### Problem requirements
Below are some records; reproduce every one of them exactly.

##### Source records

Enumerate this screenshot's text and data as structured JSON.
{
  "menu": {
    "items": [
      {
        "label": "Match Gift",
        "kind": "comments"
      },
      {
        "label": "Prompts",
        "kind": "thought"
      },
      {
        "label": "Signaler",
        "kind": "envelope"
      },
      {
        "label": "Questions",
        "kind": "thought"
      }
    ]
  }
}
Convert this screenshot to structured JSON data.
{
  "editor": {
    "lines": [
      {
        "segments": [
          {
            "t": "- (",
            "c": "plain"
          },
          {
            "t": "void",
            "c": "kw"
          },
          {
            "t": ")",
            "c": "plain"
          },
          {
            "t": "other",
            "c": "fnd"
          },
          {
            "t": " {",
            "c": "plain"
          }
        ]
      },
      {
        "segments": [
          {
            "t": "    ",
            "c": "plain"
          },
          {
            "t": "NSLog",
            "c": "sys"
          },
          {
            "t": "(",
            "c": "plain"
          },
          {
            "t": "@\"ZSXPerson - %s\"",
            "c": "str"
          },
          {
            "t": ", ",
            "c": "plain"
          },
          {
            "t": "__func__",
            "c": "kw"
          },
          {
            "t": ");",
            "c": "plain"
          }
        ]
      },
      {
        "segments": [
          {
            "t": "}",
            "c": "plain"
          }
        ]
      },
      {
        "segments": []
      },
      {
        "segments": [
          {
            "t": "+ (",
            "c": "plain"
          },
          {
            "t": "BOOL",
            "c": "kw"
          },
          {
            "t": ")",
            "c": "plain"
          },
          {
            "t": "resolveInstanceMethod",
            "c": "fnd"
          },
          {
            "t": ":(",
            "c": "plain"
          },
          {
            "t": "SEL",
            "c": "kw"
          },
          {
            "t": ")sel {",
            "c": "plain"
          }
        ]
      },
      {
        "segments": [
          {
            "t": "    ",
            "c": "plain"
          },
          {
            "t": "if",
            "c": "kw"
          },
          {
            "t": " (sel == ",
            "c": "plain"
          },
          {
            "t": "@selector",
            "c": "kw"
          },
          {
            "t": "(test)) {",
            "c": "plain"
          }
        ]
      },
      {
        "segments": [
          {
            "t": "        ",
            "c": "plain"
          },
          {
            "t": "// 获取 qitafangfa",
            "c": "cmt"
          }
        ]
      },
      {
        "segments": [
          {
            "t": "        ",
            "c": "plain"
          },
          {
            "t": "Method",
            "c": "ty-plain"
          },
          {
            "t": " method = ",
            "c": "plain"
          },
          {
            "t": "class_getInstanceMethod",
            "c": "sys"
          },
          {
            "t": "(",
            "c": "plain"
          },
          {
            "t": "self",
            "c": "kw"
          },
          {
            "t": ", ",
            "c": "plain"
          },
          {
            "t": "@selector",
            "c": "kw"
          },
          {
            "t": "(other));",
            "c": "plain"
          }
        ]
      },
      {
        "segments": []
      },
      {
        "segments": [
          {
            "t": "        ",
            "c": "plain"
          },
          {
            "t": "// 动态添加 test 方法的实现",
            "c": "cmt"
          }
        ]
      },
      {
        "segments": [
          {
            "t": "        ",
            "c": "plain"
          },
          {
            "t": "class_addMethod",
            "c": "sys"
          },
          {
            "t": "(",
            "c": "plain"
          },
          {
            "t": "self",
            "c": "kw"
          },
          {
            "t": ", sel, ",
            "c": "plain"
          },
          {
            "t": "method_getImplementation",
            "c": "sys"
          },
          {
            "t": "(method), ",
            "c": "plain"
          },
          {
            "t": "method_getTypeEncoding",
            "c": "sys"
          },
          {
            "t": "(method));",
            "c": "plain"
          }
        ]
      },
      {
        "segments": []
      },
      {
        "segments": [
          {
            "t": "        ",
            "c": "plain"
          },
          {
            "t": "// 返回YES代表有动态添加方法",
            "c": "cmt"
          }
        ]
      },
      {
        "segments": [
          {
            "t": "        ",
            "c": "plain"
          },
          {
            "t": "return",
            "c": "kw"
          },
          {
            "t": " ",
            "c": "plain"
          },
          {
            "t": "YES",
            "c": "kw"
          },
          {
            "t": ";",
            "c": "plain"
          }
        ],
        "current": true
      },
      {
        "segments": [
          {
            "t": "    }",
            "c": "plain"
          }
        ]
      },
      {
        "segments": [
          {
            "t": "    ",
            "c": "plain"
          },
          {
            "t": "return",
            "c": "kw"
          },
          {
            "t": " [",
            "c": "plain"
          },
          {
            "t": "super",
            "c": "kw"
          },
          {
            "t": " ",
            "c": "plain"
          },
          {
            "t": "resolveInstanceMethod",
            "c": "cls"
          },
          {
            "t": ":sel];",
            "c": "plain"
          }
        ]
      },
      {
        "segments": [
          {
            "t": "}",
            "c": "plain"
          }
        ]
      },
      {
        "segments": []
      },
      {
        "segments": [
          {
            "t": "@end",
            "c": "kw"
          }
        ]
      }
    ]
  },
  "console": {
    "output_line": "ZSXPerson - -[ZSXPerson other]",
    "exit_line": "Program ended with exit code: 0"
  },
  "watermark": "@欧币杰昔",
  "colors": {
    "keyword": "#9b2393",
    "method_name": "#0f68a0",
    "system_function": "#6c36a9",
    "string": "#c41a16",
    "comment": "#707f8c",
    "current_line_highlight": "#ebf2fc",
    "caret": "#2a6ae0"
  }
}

##########

### Result for this task
Enumerate this screenshot's text and data as structured JSON.
{
  "menu": {
    "items": [
      {
        "label": "Match Gift",
        "kind": "comments"
      },
      {
        "label": "Prompts",
        "kind": "thought"
      },
      {
        "label": "Signaler",
        "kind": "envelope"
      },
      {
        "label": "Questions",
        "kind": "thought"
      }
    ]
  }
}
Convert this screenshot to structured JSON data.
{
  "editor": {
    "lines": [
      {
        "segments": [
          {
            "t": "- (",
            "c": "plain"
          },
          {
            "t": "void",
            "c": "kw"
          },
          {
            "t": ")",
            "c": "plain"
          },
          {
            "t": "other",
            "c": "fnd"
          },
          {
            "t": " {",
            "c": "plain"
          }
        ]
      },
      {
        "segments": [
          {
            "t": "    ",
            "c": "plain"
          },
          {
            "t": "NSLog",
            "c": "sys"
          },
          {
            "t": "(",
            "c": "plain"
          },
          {
            "t": "@\"ZSXPerson - %s\"",
            "c": "str"
          },
          {
            "t": ", ",
            "c": "plain"
          },
          {
            "t": "__func__",
            "c": "kw"
          },
          {
            "t": ");",
            "c": "plain"
          }
        ]
      },
      {
        "segments": [
          {
            "t": "}",
            "c": "plain"
          }
        ]
      },
      {
        "segments": []
      },
      {
        "segments": [
          {
            "t": "+ (",
            "c": "plain"
          },
          {
            "t": "BOOL",
            "c": "kw"
          },
          {
            "t": ")",
            "c": "plain"
          },
          {
            "t": "resolveInstanceMethod",
            "c": "fnd"
          },
          {
            "t": ":(",
            "c": "plain"
          },
          {
            "t": "SEL",
            "c": "kw"
          },
          {
            "t": ")sel {",
            "c": "plain"
          }
        ]
      },
      {
        "segments": [
          {
            "t": "    ",
            "c": "plain"
          },
          {
            "t": "if",
            "c": "kw"
          },
          {
            "t": " (sel == ",
            "c": "plain"
          },
          {
            "t": "@selector",
            "c": "kw"
          },
          {
            "t": "(test)) {",
            "c": "plain"
          }
        ]
      },
      {
        "segments": [
          {
            "t": "        ",
            "c": "plain"
          },
          {
            "t": "// 获取 qitafangfa",
            "c": "cmt"
          }
        ]
      },
      {
        "segments": [
          {
            "t": "        ",
            "c": "plain"
          },
          {
            "t": "Method",
            "c": "ty-plain"
          },
          {
            "t": " method = ",
            "c": "plain"
          },
          {
            "t": "class_getInstanceMethod",
            "c": "sys"
          },
          {
            "t": "(",
            "c": "plain"
          },
          {
            "t": "self",
            "c": "kw"
          },
          {
            "t": ", ",
            "c": "plain"
          },
          {
            "t": "@selector",
            "c": "kw"
          },
          {
            "t": "(other));",
            "c": "plain"
          }
        ]
      },
      {
        "segments": []
      },
      {
        "segments": [
          {
            "t": "        ",
            "c": "plain"
          },
          {
            "t": "// 动态添加 test 方法的实现",
            "c": "cmt"
          }
        ]
      },
      {
        "segments": [
          {
            "t": "        ",
            "c": "plain"
          },
          {
            "t": "class_addMethod",
            "c": "sys"
          },
          {
            "t": "(",
            "c": "plain"
          },
          {
            "t": "self",
            "c": "kw"
          },
          {
            "t": ", sel, ",
            "c": "plain"
          },
          {
            "t": "method_getImplementation",
            "c": "sys"
          },
          {
            "t": "(method), ",
            "c": "plain"
          },
          {
            "t": "method_getTypeEncoding",
            "c": "sys"
          },
          {
            "t": "(method));",
            "c": "plain"
          }
        ]
      },
      {
        "segments": []
      },
      {
        "segments": [
          {
            "t": "        ",
            "c": "plain"
          },
          {
            "t": "// 返回YES代表有动态添加方法",
            "c": "cmt"
          }
        ]
      },
      {
        "segments": [
          {
            "t": "        ",
            "c": "plain"
          },
          {
            "t": "return",
            "c": "kw"
          },
          {
            "t": " ",
            "c": "plain"
          },
          {
            "t": "YES",
            "c": "kw"
          },
          {
            "t": ";",
            "c": "plain"
          }
        ],
        "current": true
      },
      {
        "segments": [
          {
            "t": "    }",
            "c": "plain"
          }
        ]
      },
      {
        "segments": [
          {
            "t": "    ",
            "c": "plain"
          },
          {
            "t": "return",
            "c": "kw"
          },
          {
            "t": " [",
            "c": "plain"
          },
          {
            "t": "super",
            "c": "kw"
          },
          {
            "t": " ",
            "c": "plain"
          },
          {
            "t": "resolveInstanceMethod",
            "c": "cls"
          },
          {
            "t": ":sel];",
            "c": "plain"
          }
        ]
      },
      {
        "segments": [
          {
            "t": "}",
            "c": "plain"
          }
        ]
      },
      {
        "segments": []
      },
      {
        "segments": [
          {
            "t": "@end",
            "c": "kw"
          }
        ]
      }
    ]
  },
  "console": {
    "output_line": "ZSXPerson - -[ZSXPerson other]",
    "exit_line": "Program ended with exit code: 0"
  },
  "watermark": "@欧币杰昔",
  "colors": {
    "keyword": "#9b2393",
    "method_name": "#0f68a0",
    "system_function": "#6c36a9",
    "string": "#c41a16",
    "comment": "#707f8c",
    "current_line_highlight": "#ebf2fc",
    "caret": "#2a6ae0"
  }
}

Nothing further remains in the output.